Leave out any pictures and transcribe all other data below exactly.
▼▼▼
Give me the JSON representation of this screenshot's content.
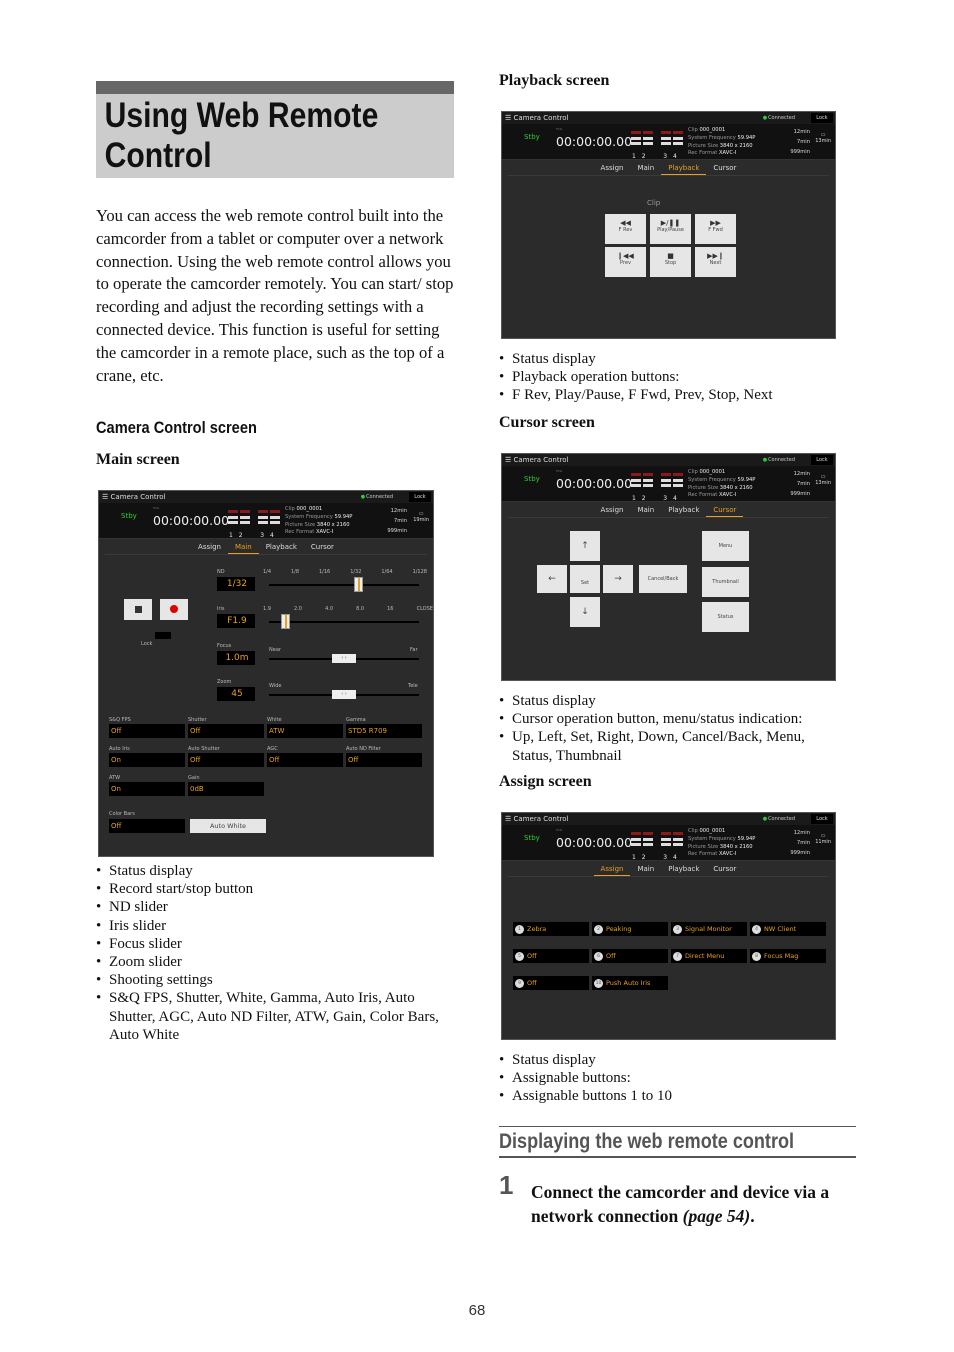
{
  "page": {
    "title": "Using Web Remote Control",
    "intro": "You can access the web remote control built into the camcorder from a tablet or computer over a network connection. Using the web remote control allows you to operate the camcorder remotely. You can start/ stop recording and adjust the recording settings with a connected device. This function is useful for setting the camcorder in a remote place, such as the top of a crane, etc.",
    "section_camera": "Camera Control screen",
    "main_screen_heading": "Main screen",
    "main_bullets": [
      "Status display",
      "Record start/stop button",
      "ND slider",
      "Iris slider",
      "Focus slider",
      "Zoom slider",
      "Shooting settings"
    ],
    "main_bullet_detail": "S&Q FPS, Shutter, White, Gamma, Auto Iris, Auto Shutter, AGC, Auto ND Filter, ATW, Gain, Color Bars, Auto White",
    "playback_heading": "Playback screen",
    "playback_bullets": [
      "Status display",
      "Playback operation buttons:"
    ],
    "playback_detail": "F Rev, Play/Pause, F Fwd, Prev, Stop, Next",
    "cursor_heading": "Cursor screen",
    "cursor_bullets": [
      "Status display",
      "Cursor operation button, menu/status indication:"
    ],
    "cursor_detail": "Up, Left, Set, Right, Down, Cancel/Back, Menu, Status, Thumbnail",
    "assign_heading": "Assign screen",
    "assign_bullets": [
      "Status display",
      "Assignable buttons:"
    ],
    "assign_detail": "Assignable buttons 1 to 10",
    "section_display": "Displaying the web remote control",
    "step_number": "1",
    "step_text": "Connect the camcorder and device via a network connection ",
    "step_ref": "(page 54)",
    "step_end": ".",
    "page_number": "68"
  },
  "app": {
    "title": "Camera Control",
    "connected": "Connected",
    "lock": "Lock",
    "stby": "Stby",
    "tc_label": "TCG",
    "timecode": "00:00:00.00",
    "channels": [
      "1",
      "2",
      "3",
      "4"
    ],
    "clip_label": "Clip",
    "clip": "000_0001",
    "freq_label": "System Frequency",
    "freq": "59.94P",
    "size_label": "Picture Size",
    "size": "3840 x 2160",
    "format_label": "Rec Format",
    "format": "XAVC-I",
    "media": [
      "12min",
      "7min",
      "999min"
    ],
    "tabs": [
      "Assign",
      "Main",
      "Playback",
      "Cursor"
    ]
  },
  "main_screen": {
    "battery": "19min",
    "nd": {
      "label": "ND",
      "value": "1/32",
      "ticks": [
        "1/4",
        "1/8",
        "1/16",
        "1/32",
        "1/64",
        "1/128"
      ]
    },
    "iris": {
      "label": "Iris",
      "value": "F1.9",
      "ticks": [
        "1.9",
        "2.0",
        "4.0",
        "8.0",
        "16",
        "CLOSE"
      ]
    },
    "focus": {
      "label": "Focus",
      "value": "1.0m",
      "left": "Near",
      "right": "Far"
    },
    "zoom": {
      "label": "Zoom",
      "value": "45",
      "left": "Wide",
      "right": "Tele"
    },
    "lock_label": "Lock",
    "settings": [
      {
        "label": "S&Q FPS",
        "value": "Off"
      },
      {
        "label": "Shutter",
        "value": "Off"
      },
      {
        "label": "White",
        "value": "ATW"
      },
      {
        "label": "Gamma",
        "value": "STD5 R709"
      },
      {
        "label": "Auto Iris",
        "value": "On"
      },
      {
        "label": "Auto Shutter",
        "value": "Off"
      },
      {
        "label": "AGC",
        "value": "Off"
      },
      {
        "label": "Auto ND Filter",
        "value": "Off"
      },
      {
        "label": "ATW",
        "value": "On"
      },
      {
        "label": "Gain",
        "value": "0dB"
      }
    ],
    "color_bars": {
      "label": "Color Bars",
      "value": "Off"
    },
    "auto_white": "Auto White"
  },
  "playback_screen": {
    "battery": "13min",
    "clip_heading": "Clip",
    "buttons": [
      {
        "icon": "◀◀",
        "label": "F Rev"
      },
      {
        "icon": "▶/❚❚",
        "label": "Play/Pause"
      },
      {
        "icon": "▶▶",
        "label": "F Fwd"
      },
      {
        "icon": "❙◀◀",
        "label": "Prev"
      },
      {
        "icon": "■",
        "label": "Stop"
      },
      {
        "icon": "▶▶❙",
        "label": "Next"
      }
    ]
  },
  "cursor_screen": {
    "battery": "13min",
    "up": "↑",
    "down": "↓",
    "left": "←",
    "right": "→",
    "set": "Set",
    "cancel": "Cancel/Back",
    "menu": "Menu",
    "thumbnail": "Thumbnail",
    "status": "Status"
  },
  "assign_screen": {
    "battery": "11min",
    "buttons": [
      {
        "n": "1",
        "label": "Zebra"
      },
      {
        "n": "2",
        "label": "Peaking"
      },
      {
        "n": "3",
        "label": "Signal Monitor"
      },
      {
        "n": "4",
        "label": "NW Client"
      },
      {
        "n": "5",
        "label": "Off"
      },
      {
        "n": "6",
        "label": "Off"
      },
      {
        "n": "7",
        "label": "Direct Menu"
      },
      {
        "n": "8",
        "label": "Focus Mag"
      },
      {
        "n": "9",
        "label": "Off"
      },
      {
        "n": "10",
        "label": "Push Auto Iris"
      }
    ]
  }
}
▲▲▲
Completed task ▸
Give me the JSON representation of this screenshot's content.
{
  "page": {
    "title": "Using Web Remote Control",
    "intro": "You can access the web remote control built into the camcorder from a tablet or computer over a network connection. Using the web remote control allows you to operate the camcorder remotely. You can start/ stop recording and adjust the recording settings with a connected device. This function is useful for setting the camcorder in a remote place, such as the top of a crane, etc.",
    "section_camera": "Camera Control screen",
    "main_screen_heading": "Main screen",
    "main_bullets": [
      "Status display",
      "Record start/stop button",
      "ND slider",
      "Iris slider",
      "Focus slider",
      "Zoom slider",
      "Shooting settings"
    ],
    "main_bullet_detail": "S&Q FPS, Shutter, White, Gamma, Auto Iris, Auto Shutter, AGC, Auto ND Filter, ATW, Gain, Color Bars, Auto White",
    "playback_heading": "Playback screen",
    "playback_bullets": [
      "Status display",
      "Playback operation buttons:"
    ],
    "playback_detail": "F Rev, Play/Pause, F Fwd, Prev, Stop, Next",
    "cursor_heading": "Cursor screen",
    "cursor_bullets": [
      "Status display",
      "Cursor operation button, menu/status indication:"
    ],
    "cursor_detail": "Up, Left, Set, Right, Down, Cancel/Back, Menu, Status, Thumbnail",
    "assign_heading": "Assign screen",
    "assign_bullets": [
      "Status display",
      "Assignable buttons:"
    ],
    "assign_detail": "Assignable buttons 1 to 10",
    "section_display": "Displaying the web remote control",
    "step_number": "1",
    "step_text": "Connect the camcorder and device via a network connection ",
    "step_ref": "(page 54)",
    "step_end": ".",
    "page_number": "68"
  },
  "app": {
    "title": "Camera Control",
    "connected": "Connected",
    "lock": "Lock",
    "stby": "Stby",
    "tc_label": "TCG",
    "timecode": "00:00:00.00",
    "channels": [
      "1",
      "2",
      "3",
      "4"
    ],
    "clip_label": "Clip",
    "clip": "000_0001",
    "freq_label": "System Frequency",
    "freq": "59.94P",
    "size_label": "Picture Size",
    "size": "3840 x 2160",
    "format_label": "Rec Format",
    "format": "XAVC-I",
    "media": [
      "12min",
      "7min",
      "999min"
    ],
    "tabs": [
      "Assign",
      "Main",
      "Playback",
      "Cursor"
    ]
  },
  "main_screen": {
    "battery": "19min",
    "nd": {
      "label": "ND",
      "value": "1/32",
      "ticks": [
        "1/4",
        "1/8",
        "1/16",
        "1/32",
        "1/64",
        "1/128"
      ]
    },
    "iris": {
      "label": "Iris",
      "value": "F1.9",
      "ticks": [
        "1.9",
        "2.0",
        "4.0",
        "8.0",
        "16",
        "CLOSE"
      ]
    },
    "focus": {
      "label": "Focus",
      "value": "1.0m",
      "left": "Near",
      "right": "Far"
    },
    "zoom": {
      "label": "Zoom",
      "value": "45",
      "left": "Wide",
      "right": "Tele"
    },
    "lock_label": "Lock",
    "settings": [
      {
        "label": "S&Q FPS",
        "value": "Off"
      },
      {
        "label": "Shutter",
        "value": "Off"
      },
      {
        "label": "White",
        "value": "ATW"
      },
      {
        "label": "Gamma",
        "value": "STD5 R709"
      },
      {
        "label": "Auto Iris",
        "value": "On"
      },
      {
        "label": "Auto Shutter",
        "value": "Off"
      },
      {
        "label": "AGC",
        "value": "Off"
      },
      {
        "label": "Auto ND Filter",
        "value": "Off"
      },
      {
        "label": "ATW",
        "value": "On"
      },
      {
        "label": "Gain",
        "value": "0dB"
      }
    ],
    "color_bars": {
      "label": "Color Bars",
      "value": "Off"
    },
    "auto_white": "Auto White"
  },
  "playback_screen": {
    "battery": "13min",
    "clip_heading": "Clip",
    "buttons": [
      {
        "icon": "◀◀",
        "label": "F Rev"
      },
      {
        "icon": "▶/❚❚",
        "label": "Play/Pause"
      },
      {
        "icon": "▶▶",
        "label": "F Fwd"
      },
      {
        "icon": "❙◀◀",
        "label": "Prev"
      },
      {
        "icon": "■",
        "label": "Stop"
      },
      {
        "icon": "▶▶❙",
        "label": "Next"
      }
    ]
  },
  "cursor_screen": {
    "battery": "13min",
    "up": "↑",
    "down": "↓",
    "left": "←",
    "right": "→",
    "set": "Set",
    "cancel": "Cancel/Back",
    "menu": "Menu",
    "thumbnail": "Thumbnail",
    "status": "Status"
  },
  "assign_screen": {
    "battery": "11min",
    "buttons": [
      {
        "n": "1",
        "label": "Zebra"
      },
      {
        "n": "2",
        "label": "Peaking"
      },
      {
        "n": "3",
        "label": "Signal Monitor"
      },
      {
        "n": "4",
        "label": "NW Client"
      },
      {
        "n": "5",
        "label": "Off"
      },
      {
        "n": "6",
        "label": "Off"
      },
      {
        "n": "7",
        "label": "Direct Menu"
      },
      {
        "n": "8",
        "label": "Focus Mag"
      },
      {
        "n": "9",
        "label": "Off"
      },
      {
        "n": "10",
        "label": "Push Auto Iris"
      }
    ]
  }
}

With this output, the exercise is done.